45. In the context of the present petitions, at the point where a member of the
public, to whom the Petitioners‟ films on DVD or VCD is made available,
plays it on an equipment and views such film, whether in the confines of a
private space or otherwise, prior certification of that film in terms of Section
5-A CG Act would become necessary, since for the purposes of Section 52A
(2) of the CR Act the film is exhibited at that point. If at that point upon
viewing of such film it is found not to display the certificate of the CBFC
under Section 5-A CG Act, then a violation of Section 52A CR Act can be
said to occur. Since the maker or distributor of the film, at the stage of
offering it for sale or otherwise making it available to the public, is aware of
the impending viewing of the film in the above manner, it would be
incumbent on such film maker or distributor, in terms of Section 52A CR
Act read with Section 5-A CG Act, to ensure that the film has the prior
certification of the CBFC. In other words, the maker or the distributor of a
film made available to the public by sale or otherwise is expected to
anticipate the exhibition of such film by such member of the public
subsequently and to ensure therefore that the film bears a certificate under
Section 5-A CG Act. The above legal position is evident from the plain
language and on a contextual interpretation of the relevant provisions of the
CG Act and the CR Act.
Mere display of cover containing DVD not 'public exhibition'
46. This Court is unable to accept the extreme position taken by some of the
learned counsel appearing for the Respondents that the mere display of the
container in a shop amounts to public exhibition of such film. Such an
interpretation will indeed lead to absurd results including certification of
such a shop being fit for „public exhibition‟ by the authority constituted for
that purpose under the relevant rules or statutes of the State governments.
The mere display in a shop of the container containing the VCD or DVD
will not amount to public exhibition. However, it will amount to publication
of such film within the meaning of Section 52A CR Act read with Section 3
and Section 2(ff) of the CR Act. It will amount to offering for sale a DVD
and VCD to the public either for consideration or otherwise. The exhibition
itself may take place at a subsequent point in time. However, when such
exhibition takes place and the film does not bear the certificate under
Section 5-A of the CG Act then the violation of Section 52A(2)(a) CR Act
would stand attracted.

····················

## Brief 1
Condense the paragraph of the judgment excerpt that begins "46. This Court is unable to accept" into a bulleted list that keeps its main facts.
The records that follow are unrelated to the judgment excerpt.

····················

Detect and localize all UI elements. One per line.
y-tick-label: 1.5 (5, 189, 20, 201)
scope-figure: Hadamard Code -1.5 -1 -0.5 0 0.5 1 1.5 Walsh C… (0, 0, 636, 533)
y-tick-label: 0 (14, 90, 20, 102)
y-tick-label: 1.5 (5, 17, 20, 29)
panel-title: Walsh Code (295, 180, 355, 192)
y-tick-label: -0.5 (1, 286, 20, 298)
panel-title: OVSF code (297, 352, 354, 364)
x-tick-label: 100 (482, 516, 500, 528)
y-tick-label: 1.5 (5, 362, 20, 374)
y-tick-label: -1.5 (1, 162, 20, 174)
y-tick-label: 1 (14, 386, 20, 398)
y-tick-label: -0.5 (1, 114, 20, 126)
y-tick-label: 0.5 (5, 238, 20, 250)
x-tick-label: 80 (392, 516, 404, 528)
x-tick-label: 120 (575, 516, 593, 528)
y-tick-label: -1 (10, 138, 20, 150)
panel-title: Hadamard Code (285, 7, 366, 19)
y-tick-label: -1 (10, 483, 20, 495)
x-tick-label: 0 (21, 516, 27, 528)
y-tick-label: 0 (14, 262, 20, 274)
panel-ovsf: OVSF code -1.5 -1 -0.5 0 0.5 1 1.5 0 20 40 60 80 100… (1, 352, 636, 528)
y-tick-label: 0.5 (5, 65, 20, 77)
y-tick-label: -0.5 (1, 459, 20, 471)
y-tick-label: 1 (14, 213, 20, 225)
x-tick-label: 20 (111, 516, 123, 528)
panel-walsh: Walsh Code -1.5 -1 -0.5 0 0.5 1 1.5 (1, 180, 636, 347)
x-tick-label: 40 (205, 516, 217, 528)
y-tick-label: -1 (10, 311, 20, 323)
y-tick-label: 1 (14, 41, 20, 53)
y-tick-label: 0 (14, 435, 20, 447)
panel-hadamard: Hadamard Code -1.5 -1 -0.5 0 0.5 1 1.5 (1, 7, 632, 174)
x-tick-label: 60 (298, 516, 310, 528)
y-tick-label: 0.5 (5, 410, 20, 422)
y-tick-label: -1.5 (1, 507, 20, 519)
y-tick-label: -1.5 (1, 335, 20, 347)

····················

## Brief 2
In the records, take the stretch from the start through the line that contains "panel-title: OVSF code (297, 352, 354, 364)", substitute "y-axis-tick" for "y-tick-label", and return only those lines.

## Full answer 1
- The Court rejects the position of some of the Respondents' counsel that merely displaying the container in a shop amounts to public exhibition of the film.
- That interpretation would produce absurd results, such as the shop itself needing certification as fit for "public exhibition" by the authority set up under State rules or statutes.
- Displaying a VCD or DVD container in a shop is not public exhibition.
- It is publication of the film under Section 52A CR Act read with Section 3 and Section 2(ff) of the CR Act.
- It also amounts to offering a DVD and VCD for sale to the public, for consideration or otherwise.
- The exhibition may happen later. If the film then lacks a certificate under Section 5-A of the CG Act, Section 52A(2)(a) CR Act is violated.

## Full answer 2
Detect and localize all UI elements. One per line.
y-axis-tick: 1.5 (5, 189, 20, 201)
scope-figure: Hadamard Code -1.5 -1 -0.5 0 0.5 1 1.5 Walsh C… (0, 0, 636, 533)
y-axis-tick: 0 (14, 90, 20, 102)
y-axis-tick: 1.5 (5, 17, 20, 29)
panel-title: Walsh Code (295, 180, 355, 192)
y-axis-tick: -0.5 (1, 286, 20, 298)
panel-title: OVSF code (297, 352, 354, 364)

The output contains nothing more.